SOURCE TEXT:
◇ ◇ ◇
CollectionPro, a leading out-of-network reimbursement management firm, announced a significant federal arbitration victory after securing a $207,575 reimbursement award for a multi-specialty hospital provider. The ruling came after the payer submitted an offer of only $19,108.20, creating a reimbursement gap of more than $188,000 on a single hospital facility fee dispute.
The arbitration was administered under the Federal Independent Dispute Resolution process established by the No Surprises Act. Following a comprehensive review, National Medical Reviews, Inc. selected the provider's reimbursement position in full, determining that the hospital's offer most accurately reflected the value of the services rendered.
Key outcomes include: $207,575 awarded to the provider, the payer's $19,108.20 offer rejected, a $188,466.80 reimbursement difference secured, and an award 10.8 times higher than the payer's proposed payment. The dispute involved an underpaid out-of-network hospital facility fee claim associated with service code 480. According to the arbitration record, the payer's reimbursement failed to reflect the complexity of care, patient acuity, teaching status, case mix, and overall scope of services delivered.
◇ ◇ ◇
PROVIDED MATERIAL:

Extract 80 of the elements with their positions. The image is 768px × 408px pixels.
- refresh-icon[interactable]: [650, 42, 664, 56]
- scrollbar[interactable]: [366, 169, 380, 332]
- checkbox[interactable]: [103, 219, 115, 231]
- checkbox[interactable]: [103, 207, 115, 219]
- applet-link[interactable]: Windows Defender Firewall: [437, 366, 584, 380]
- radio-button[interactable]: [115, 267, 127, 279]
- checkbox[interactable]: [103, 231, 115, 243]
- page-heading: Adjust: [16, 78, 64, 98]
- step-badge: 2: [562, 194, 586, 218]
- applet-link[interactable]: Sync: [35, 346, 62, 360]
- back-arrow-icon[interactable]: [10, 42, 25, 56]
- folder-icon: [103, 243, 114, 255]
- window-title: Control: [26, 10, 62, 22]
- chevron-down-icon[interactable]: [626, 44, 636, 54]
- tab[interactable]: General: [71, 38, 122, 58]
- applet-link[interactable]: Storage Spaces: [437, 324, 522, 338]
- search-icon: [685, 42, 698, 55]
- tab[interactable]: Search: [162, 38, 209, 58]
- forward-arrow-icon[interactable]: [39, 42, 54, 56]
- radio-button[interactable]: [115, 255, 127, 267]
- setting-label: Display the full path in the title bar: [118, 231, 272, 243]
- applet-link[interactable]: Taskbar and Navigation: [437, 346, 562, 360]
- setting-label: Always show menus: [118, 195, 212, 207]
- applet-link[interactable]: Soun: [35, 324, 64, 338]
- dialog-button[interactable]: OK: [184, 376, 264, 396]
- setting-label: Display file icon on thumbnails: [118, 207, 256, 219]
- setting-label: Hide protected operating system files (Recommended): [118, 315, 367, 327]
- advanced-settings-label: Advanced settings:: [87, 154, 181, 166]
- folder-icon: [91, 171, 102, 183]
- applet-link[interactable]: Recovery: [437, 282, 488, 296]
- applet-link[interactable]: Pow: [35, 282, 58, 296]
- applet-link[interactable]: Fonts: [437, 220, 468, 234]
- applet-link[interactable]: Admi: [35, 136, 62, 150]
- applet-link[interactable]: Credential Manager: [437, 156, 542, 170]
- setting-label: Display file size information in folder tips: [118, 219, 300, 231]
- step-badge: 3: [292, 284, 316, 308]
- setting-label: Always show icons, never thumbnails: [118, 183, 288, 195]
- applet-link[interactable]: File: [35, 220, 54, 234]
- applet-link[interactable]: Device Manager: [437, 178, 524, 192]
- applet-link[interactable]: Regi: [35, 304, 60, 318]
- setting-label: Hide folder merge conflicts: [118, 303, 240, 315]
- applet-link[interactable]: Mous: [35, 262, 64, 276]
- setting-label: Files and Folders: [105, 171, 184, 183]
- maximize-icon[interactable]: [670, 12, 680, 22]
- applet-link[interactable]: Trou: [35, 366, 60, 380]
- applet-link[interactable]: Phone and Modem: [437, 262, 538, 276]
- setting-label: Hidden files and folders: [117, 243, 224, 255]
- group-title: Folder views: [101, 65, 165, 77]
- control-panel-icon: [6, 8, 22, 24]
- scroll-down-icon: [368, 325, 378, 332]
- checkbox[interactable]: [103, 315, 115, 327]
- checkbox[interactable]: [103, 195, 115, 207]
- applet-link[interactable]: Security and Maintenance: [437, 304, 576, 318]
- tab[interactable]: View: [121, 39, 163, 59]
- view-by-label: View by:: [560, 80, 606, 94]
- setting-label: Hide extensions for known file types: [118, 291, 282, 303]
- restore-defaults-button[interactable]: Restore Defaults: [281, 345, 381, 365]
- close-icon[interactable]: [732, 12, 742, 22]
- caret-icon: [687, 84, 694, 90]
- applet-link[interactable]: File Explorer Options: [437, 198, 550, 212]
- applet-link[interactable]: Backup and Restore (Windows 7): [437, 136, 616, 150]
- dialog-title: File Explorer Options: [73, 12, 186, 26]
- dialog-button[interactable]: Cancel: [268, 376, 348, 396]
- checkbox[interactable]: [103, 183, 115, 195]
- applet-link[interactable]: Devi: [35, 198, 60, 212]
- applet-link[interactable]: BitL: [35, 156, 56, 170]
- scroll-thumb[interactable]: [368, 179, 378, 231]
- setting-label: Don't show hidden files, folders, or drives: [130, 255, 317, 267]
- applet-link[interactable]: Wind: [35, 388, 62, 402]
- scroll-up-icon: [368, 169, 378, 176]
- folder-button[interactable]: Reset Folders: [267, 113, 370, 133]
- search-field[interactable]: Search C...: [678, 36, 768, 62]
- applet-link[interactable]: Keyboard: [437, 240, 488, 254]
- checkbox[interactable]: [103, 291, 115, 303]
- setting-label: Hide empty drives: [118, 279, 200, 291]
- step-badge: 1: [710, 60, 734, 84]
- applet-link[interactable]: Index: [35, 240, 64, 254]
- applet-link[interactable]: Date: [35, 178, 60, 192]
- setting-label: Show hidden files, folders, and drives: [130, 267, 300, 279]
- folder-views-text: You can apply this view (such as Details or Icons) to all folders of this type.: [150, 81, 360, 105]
◇ ◇ ◇
PROMPT 1:
Decide whether each statement agrees with the arbitration announcement. Answer yes or no and quote the deciding words from the text. (a) The payer offered $19,108.20. (b) National Medical Reviews, Inc. selected the payer's reimbursement position. (c) The disputed claim was associated with service code 480.
PROMPT 2:
Carry on writing the arbitration announcement from the point where it stops.
The records are separate material from the arbitration announcement.

RESULT 1:
(a) Yes: "the payer submitted an offer of only $19,108.20"
(b) No: "selected the provider's reimbursement position in full"
(c) Yes: "associated with service code 480"

RESULT 2:
CollectionPro developed and executed the provider's arbitration strategy from initiation through final determination. The firm's IDR specialists constructed an evidence-based submission designed around factors recognized under the No Surprises Act. Rather than relying solely on billed charges, the submission focused on clinical and operational realities, highlighting: Qualifying Payment Amount (QPA) analysis, patient acuity and treatment complexity, teaching hospital considerations, scope of services, case mix and provider qualifications, and supporting documentation demonstrating fair market reimbursement value.
Throughout the dispute process, CollectionPro managed every phase of the arbitration lifecycle, including filing compliance, documentation review, payer correspondence, deadline tracking, evidence submission, and communication with the Independent Dispute Resolution Entity (IDRE). For providers operating in the out-of-network environment, execution often determines the outcome. The federal IDR process provides little room for error; missed filing deadlines, incomplete documentation, weak arguments, or delayed responses can significantly reduce success likelihood.
CollectionPro's performance metrics include: over 10,000 IDR case experience, a 92% arbitration success rate, in-house New York state licensed NSA specialists, more than $1 million recovered for healthcare providers, coverage across 40+ medical specialties, federal and state level IDR expertise, contingency-based success fees as low as 10%, and zero upfront arbitration costs for providers. These operational KPIs are supported by a dedicated team of NSA and IDR specialists, reimbursement analysts, and legal professionals.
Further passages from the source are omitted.